— START —

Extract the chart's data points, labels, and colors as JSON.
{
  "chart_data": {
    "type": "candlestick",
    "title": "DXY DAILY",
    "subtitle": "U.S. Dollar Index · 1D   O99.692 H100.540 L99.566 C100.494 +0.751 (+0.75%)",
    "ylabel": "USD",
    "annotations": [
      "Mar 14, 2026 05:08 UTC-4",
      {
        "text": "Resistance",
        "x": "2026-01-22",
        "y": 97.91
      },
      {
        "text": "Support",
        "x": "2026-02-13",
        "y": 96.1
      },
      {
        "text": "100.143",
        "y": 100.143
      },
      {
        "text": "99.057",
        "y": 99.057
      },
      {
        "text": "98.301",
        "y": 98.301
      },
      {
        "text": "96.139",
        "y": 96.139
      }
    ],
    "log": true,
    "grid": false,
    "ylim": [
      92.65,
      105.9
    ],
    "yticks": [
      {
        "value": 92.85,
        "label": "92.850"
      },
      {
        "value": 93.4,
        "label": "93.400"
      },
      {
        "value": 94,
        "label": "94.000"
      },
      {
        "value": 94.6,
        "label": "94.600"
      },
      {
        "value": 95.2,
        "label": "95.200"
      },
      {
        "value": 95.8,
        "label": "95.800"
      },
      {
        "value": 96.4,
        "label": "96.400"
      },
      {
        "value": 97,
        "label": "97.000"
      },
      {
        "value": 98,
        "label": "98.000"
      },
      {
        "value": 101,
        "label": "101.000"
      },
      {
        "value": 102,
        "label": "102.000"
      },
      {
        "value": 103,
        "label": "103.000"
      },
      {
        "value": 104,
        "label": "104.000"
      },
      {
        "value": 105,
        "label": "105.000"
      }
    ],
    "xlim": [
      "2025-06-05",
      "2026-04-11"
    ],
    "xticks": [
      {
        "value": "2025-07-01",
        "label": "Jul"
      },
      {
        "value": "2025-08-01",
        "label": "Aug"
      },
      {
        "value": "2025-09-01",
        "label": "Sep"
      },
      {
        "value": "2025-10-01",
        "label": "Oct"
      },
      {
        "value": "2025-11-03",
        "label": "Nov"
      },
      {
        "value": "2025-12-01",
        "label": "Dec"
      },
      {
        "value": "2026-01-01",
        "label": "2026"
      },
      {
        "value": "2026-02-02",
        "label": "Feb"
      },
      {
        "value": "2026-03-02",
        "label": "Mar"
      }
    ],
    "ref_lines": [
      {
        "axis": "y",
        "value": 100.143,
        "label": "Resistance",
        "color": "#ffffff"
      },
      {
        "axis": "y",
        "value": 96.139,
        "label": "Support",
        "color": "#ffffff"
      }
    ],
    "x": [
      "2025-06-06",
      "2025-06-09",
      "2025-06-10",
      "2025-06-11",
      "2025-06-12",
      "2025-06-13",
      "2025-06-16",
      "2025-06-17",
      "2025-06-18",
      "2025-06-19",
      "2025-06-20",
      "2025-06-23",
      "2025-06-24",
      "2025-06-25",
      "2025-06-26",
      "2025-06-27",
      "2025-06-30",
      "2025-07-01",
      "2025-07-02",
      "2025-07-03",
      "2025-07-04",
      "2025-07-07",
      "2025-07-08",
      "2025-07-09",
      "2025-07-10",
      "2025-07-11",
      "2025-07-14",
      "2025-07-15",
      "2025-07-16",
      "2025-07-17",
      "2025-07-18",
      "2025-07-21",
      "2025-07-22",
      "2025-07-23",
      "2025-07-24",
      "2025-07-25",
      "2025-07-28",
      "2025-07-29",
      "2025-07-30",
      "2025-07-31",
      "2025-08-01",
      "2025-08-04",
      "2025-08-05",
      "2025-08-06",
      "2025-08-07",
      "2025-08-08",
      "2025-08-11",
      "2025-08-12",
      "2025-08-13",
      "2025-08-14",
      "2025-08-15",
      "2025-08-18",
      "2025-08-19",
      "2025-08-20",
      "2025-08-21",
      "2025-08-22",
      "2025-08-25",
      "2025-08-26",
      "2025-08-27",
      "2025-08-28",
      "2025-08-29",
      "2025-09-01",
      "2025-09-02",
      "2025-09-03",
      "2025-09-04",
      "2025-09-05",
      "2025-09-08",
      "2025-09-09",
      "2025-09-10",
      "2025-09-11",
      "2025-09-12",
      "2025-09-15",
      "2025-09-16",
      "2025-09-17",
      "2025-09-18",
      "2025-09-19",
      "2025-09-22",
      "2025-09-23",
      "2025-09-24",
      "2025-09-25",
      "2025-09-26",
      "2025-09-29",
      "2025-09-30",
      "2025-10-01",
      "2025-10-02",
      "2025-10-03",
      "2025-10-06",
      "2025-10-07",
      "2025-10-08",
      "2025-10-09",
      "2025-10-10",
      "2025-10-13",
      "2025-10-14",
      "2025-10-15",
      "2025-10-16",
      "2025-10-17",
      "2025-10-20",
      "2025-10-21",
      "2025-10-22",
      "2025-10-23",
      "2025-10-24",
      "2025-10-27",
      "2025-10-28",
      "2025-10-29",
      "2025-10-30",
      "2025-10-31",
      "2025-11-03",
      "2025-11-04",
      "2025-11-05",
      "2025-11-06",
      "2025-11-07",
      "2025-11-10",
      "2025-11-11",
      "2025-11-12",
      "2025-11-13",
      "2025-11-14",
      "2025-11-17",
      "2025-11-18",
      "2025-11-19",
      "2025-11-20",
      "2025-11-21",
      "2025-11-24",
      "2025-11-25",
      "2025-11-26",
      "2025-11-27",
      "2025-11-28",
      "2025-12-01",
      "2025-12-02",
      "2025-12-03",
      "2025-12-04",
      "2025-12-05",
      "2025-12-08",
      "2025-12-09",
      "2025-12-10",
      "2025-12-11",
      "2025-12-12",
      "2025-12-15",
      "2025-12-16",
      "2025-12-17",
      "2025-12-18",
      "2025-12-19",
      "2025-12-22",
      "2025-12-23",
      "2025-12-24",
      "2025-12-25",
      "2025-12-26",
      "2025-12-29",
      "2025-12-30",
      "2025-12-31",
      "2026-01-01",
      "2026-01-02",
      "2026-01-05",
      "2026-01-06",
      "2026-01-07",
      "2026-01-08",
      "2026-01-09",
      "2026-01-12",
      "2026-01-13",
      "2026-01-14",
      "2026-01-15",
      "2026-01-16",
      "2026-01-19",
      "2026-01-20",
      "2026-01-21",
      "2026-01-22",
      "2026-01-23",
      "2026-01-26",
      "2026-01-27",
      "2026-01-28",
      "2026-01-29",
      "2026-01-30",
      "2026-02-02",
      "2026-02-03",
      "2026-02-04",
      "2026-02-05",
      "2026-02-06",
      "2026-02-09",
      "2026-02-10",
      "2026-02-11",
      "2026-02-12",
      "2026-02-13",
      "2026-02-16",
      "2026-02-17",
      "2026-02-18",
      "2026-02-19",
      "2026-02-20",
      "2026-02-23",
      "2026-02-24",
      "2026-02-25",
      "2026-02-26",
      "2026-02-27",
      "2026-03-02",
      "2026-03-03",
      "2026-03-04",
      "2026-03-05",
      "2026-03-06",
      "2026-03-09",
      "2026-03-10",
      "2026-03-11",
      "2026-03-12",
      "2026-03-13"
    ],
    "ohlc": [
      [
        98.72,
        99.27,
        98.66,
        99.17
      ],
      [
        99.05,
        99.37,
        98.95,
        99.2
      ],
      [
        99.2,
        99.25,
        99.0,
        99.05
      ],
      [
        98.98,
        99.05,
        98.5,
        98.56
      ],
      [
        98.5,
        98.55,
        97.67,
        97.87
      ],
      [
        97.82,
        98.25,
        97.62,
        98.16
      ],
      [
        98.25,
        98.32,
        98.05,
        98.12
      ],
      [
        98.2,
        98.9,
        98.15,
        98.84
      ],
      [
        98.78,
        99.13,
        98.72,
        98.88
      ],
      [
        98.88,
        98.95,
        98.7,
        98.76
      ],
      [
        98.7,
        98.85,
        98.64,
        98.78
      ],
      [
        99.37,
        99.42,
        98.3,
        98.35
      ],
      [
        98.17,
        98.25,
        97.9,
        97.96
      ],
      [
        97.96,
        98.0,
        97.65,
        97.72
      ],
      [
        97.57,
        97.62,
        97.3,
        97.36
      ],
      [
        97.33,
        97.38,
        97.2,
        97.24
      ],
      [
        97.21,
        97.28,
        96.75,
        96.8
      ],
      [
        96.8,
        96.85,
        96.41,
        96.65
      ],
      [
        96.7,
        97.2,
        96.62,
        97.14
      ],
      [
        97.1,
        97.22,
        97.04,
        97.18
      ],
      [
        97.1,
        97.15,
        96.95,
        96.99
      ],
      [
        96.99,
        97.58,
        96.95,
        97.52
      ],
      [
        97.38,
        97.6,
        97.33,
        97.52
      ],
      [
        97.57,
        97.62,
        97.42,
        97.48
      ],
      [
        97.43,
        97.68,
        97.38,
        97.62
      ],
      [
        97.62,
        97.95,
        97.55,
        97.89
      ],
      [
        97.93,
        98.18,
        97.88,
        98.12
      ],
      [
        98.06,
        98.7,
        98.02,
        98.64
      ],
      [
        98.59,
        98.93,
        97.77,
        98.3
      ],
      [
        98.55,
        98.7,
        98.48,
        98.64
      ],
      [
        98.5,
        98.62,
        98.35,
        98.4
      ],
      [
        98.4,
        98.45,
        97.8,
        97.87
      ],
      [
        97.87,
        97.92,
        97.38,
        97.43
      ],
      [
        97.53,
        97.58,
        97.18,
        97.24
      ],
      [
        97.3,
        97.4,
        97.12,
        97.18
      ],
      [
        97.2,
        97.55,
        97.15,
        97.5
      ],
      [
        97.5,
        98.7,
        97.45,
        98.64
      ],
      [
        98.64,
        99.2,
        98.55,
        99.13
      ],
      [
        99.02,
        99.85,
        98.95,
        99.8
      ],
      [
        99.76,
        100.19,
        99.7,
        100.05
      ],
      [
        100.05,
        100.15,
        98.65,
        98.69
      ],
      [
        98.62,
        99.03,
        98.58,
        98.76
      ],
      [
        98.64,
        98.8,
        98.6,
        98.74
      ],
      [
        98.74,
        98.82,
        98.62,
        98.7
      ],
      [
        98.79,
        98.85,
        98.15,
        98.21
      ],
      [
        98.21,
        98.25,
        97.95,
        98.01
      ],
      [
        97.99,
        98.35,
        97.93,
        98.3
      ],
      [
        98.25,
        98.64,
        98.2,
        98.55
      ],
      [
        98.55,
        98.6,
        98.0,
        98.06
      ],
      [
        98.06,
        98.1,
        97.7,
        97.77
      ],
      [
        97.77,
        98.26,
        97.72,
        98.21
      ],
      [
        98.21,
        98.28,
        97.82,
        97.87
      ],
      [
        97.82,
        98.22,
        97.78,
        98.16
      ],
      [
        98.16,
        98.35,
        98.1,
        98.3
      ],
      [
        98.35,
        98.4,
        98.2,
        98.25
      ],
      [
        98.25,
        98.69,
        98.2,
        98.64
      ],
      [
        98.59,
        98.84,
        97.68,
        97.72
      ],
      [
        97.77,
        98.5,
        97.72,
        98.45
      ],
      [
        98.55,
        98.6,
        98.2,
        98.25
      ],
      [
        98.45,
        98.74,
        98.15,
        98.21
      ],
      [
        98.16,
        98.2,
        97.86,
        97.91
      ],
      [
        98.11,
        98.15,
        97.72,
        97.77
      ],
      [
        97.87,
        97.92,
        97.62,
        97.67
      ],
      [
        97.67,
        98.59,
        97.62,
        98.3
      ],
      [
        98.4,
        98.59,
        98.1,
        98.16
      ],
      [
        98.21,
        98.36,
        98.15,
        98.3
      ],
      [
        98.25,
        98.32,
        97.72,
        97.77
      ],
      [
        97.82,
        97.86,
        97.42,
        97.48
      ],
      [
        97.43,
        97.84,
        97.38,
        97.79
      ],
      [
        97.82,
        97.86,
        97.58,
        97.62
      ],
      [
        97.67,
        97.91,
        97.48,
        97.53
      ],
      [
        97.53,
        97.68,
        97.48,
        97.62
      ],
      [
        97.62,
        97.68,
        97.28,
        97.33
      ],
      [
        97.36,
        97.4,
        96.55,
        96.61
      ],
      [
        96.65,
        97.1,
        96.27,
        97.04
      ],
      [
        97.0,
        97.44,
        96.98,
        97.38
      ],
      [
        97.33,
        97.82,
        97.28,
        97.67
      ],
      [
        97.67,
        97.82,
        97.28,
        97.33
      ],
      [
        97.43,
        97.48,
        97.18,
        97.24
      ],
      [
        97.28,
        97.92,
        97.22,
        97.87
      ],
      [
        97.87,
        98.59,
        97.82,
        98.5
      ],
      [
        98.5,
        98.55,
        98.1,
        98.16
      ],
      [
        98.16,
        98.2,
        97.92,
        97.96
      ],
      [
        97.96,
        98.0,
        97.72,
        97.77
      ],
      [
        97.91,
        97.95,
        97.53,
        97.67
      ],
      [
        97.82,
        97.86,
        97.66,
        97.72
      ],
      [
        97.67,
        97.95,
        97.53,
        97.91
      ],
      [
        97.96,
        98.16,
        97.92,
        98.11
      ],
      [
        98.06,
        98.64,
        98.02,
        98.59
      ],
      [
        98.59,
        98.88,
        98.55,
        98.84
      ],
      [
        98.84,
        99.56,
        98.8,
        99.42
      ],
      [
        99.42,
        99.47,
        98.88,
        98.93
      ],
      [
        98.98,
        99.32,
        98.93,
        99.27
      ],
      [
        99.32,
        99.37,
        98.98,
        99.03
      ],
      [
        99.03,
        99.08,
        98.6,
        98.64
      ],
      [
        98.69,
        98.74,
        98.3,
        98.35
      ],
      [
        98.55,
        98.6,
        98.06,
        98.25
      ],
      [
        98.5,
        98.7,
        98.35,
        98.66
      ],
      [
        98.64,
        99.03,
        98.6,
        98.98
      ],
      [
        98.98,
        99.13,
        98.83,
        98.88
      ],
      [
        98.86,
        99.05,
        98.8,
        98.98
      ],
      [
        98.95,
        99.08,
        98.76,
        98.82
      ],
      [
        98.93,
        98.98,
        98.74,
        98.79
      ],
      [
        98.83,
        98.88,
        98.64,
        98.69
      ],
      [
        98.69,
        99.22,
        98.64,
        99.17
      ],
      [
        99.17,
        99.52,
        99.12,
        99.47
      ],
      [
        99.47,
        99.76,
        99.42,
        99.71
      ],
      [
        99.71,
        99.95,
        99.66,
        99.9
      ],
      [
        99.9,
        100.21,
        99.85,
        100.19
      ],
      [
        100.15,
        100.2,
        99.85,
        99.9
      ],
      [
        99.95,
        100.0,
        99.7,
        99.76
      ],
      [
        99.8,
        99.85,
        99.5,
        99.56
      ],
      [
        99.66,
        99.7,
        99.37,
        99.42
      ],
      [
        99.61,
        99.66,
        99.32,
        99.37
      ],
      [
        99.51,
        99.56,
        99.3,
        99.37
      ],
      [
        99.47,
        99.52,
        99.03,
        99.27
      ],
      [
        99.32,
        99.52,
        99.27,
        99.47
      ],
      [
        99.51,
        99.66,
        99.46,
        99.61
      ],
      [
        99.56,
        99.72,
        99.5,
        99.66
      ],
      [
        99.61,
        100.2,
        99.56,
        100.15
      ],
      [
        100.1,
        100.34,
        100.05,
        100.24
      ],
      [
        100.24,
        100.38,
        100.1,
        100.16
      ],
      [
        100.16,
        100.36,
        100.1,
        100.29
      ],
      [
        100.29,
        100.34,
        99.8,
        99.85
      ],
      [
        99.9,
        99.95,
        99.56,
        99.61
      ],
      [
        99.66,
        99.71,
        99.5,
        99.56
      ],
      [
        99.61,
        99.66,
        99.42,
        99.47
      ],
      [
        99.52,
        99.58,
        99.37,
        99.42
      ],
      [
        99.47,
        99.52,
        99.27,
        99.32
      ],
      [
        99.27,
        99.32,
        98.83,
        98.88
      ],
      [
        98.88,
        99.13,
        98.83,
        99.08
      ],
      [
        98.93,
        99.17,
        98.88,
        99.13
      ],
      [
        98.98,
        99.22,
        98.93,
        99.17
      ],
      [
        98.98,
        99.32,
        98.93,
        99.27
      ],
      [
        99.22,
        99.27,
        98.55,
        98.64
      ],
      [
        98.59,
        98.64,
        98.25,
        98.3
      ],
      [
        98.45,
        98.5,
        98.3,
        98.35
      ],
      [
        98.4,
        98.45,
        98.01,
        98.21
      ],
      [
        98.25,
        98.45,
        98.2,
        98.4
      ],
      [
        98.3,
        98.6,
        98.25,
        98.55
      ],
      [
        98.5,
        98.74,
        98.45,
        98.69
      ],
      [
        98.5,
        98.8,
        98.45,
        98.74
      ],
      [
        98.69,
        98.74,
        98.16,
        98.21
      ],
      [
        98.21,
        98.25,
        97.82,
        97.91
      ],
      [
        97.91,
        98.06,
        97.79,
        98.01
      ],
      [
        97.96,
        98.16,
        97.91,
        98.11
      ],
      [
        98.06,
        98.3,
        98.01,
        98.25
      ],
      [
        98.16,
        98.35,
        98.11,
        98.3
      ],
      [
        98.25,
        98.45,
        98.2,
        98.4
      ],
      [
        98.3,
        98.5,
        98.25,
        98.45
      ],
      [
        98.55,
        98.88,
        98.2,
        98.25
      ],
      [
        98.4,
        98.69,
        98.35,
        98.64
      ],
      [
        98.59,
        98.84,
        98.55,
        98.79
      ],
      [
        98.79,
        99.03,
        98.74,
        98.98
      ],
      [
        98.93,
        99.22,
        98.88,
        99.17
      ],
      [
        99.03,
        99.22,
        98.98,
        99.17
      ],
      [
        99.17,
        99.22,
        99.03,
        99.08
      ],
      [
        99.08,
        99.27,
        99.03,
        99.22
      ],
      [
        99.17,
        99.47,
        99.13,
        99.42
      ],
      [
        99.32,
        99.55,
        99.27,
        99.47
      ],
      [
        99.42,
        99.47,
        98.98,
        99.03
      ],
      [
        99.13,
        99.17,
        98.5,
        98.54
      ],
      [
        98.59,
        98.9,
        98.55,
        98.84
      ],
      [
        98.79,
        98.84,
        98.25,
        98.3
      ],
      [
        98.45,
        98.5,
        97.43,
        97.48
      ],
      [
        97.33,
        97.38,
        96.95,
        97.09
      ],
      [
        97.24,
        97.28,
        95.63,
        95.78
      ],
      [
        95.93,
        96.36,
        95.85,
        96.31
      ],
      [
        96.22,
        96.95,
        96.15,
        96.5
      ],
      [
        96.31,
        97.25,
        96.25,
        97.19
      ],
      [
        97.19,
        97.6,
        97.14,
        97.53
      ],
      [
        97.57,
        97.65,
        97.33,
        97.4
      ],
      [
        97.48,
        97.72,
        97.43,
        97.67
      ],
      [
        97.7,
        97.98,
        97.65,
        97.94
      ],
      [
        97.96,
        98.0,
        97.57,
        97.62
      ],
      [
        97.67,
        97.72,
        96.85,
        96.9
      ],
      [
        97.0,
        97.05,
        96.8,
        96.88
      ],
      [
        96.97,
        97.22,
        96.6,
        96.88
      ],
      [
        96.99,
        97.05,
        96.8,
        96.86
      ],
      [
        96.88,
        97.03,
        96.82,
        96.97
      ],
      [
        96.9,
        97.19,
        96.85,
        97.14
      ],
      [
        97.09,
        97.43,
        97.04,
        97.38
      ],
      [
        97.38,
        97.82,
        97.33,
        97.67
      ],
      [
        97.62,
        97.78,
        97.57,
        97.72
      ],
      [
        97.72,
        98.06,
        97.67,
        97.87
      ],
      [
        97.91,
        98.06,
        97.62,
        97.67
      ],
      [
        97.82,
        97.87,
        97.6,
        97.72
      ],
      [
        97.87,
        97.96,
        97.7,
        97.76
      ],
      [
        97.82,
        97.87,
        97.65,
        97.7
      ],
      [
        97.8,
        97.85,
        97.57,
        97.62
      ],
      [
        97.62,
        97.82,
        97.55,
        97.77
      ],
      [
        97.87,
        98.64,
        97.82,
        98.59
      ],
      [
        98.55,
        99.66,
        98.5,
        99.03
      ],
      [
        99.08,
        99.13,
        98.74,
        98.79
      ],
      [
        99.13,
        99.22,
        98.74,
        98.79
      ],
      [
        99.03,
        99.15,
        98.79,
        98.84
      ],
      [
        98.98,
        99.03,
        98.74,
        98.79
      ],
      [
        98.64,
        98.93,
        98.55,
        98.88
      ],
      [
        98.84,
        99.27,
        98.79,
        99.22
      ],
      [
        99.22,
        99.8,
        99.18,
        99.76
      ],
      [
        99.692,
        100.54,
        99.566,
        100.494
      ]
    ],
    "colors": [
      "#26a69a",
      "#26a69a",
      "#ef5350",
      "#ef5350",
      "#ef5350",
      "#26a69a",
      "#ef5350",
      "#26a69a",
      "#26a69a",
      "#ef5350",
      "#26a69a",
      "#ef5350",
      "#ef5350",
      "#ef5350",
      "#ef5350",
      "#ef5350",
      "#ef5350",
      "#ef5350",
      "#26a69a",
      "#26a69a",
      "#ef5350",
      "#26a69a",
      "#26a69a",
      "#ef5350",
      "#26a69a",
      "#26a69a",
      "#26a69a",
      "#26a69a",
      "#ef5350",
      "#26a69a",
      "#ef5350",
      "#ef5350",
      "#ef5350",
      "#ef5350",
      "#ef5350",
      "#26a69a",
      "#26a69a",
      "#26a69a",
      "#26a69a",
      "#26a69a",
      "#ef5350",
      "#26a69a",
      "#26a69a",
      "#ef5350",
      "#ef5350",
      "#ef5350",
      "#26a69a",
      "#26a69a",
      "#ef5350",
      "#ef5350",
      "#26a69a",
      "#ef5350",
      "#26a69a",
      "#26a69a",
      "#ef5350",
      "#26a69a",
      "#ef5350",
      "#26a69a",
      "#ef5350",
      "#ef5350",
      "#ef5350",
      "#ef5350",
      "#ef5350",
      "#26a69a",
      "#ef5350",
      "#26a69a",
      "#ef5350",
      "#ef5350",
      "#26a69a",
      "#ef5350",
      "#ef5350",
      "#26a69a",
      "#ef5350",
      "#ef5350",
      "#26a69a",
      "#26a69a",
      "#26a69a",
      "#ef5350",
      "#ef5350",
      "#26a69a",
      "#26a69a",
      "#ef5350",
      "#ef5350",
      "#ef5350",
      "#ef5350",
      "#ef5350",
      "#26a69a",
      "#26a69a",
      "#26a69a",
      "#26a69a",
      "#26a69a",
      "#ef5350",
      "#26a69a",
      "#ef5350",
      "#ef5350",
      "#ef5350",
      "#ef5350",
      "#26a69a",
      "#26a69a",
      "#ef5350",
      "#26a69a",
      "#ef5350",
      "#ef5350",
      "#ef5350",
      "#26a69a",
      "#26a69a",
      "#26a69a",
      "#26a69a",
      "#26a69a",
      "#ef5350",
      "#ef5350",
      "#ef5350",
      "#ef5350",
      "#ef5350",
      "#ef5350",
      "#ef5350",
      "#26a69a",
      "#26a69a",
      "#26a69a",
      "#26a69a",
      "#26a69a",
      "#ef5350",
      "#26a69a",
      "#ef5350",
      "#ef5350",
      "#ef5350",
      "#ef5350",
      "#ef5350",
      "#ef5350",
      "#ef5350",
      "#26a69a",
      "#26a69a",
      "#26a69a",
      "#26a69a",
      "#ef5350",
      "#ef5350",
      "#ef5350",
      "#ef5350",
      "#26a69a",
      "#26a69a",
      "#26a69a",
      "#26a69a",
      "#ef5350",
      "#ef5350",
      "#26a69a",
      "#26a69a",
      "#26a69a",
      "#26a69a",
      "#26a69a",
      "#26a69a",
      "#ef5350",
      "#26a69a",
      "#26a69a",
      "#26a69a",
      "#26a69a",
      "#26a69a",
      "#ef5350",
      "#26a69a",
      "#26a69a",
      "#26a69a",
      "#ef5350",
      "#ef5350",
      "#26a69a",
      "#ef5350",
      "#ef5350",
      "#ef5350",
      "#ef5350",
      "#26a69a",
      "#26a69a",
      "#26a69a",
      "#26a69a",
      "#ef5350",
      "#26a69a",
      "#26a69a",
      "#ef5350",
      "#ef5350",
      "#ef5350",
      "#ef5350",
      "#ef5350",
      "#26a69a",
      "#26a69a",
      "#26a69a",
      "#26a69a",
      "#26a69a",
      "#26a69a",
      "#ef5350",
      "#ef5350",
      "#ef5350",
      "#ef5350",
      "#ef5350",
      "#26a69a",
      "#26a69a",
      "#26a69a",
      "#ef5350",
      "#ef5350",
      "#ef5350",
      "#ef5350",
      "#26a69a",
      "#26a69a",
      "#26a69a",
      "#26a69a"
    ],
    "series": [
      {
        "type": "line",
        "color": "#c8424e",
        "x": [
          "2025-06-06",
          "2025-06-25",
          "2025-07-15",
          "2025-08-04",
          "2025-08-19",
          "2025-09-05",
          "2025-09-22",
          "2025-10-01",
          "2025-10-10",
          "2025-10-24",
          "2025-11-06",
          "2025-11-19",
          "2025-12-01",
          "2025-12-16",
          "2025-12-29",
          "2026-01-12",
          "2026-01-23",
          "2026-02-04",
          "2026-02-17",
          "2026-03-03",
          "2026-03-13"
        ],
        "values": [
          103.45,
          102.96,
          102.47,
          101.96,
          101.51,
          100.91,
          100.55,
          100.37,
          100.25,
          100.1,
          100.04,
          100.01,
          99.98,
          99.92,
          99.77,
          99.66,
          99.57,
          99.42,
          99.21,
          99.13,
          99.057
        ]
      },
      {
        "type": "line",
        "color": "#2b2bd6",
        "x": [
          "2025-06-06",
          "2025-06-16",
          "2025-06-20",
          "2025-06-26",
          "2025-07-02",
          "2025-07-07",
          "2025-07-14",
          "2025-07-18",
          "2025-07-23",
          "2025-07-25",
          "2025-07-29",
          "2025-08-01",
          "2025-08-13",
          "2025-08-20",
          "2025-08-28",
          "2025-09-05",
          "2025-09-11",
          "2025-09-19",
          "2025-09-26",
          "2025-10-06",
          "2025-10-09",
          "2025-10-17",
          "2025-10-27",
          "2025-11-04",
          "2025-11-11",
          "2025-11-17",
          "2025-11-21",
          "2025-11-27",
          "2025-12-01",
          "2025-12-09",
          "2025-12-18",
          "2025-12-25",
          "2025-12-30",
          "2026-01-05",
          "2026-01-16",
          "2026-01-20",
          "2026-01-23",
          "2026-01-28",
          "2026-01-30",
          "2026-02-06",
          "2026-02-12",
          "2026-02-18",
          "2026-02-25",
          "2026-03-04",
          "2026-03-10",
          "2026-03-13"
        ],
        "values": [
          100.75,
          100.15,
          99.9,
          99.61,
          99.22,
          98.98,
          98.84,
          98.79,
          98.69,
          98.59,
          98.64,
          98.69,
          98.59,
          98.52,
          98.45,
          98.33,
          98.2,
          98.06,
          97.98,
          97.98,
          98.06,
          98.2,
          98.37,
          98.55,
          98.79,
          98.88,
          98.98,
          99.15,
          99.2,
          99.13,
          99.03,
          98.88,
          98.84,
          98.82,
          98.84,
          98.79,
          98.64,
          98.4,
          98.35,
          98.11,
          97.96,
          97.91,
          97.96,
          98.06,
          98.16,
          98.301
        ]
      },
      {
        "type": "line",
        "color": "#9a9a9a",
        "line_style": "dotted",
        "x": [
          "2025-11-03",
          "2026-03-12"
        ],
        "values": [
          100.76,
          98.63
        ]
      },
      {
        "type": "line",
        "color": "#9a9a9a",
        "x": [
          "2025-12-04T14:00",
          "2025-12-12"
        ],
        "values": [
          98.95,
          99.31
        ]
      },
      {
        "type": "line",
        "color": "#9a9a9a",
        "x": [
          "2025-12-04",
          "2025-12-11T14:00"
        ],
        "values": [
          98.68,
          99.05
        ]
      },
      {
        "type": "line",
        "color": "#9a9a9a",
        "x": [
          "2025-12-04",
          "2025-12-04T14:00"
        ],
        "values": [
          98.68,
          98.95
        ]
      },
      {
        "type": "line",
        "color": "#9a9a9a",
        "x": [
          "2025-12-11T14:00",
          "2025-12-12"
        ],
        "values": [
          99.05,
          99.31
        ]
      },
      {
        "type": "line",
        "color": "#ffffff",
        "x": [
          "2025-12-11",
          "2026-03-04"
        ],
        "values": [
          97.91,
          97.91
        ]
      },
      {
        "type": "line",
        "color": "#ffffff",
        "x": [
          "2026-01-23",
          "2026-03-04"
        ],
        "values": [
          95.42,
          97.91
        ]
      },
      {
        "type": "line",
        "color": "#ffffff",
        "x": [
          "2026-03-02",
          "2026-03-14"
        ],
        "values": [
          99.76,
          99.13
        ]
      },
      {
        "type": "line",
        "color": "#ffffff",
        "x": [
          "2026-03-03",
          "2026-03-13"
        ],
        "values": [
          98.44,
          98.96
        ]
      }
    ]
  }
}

— END —

Copy out each line in the preceding records that contains "colors".

Extract the chart's data points, labels, and colors as JSON.
    "colors": [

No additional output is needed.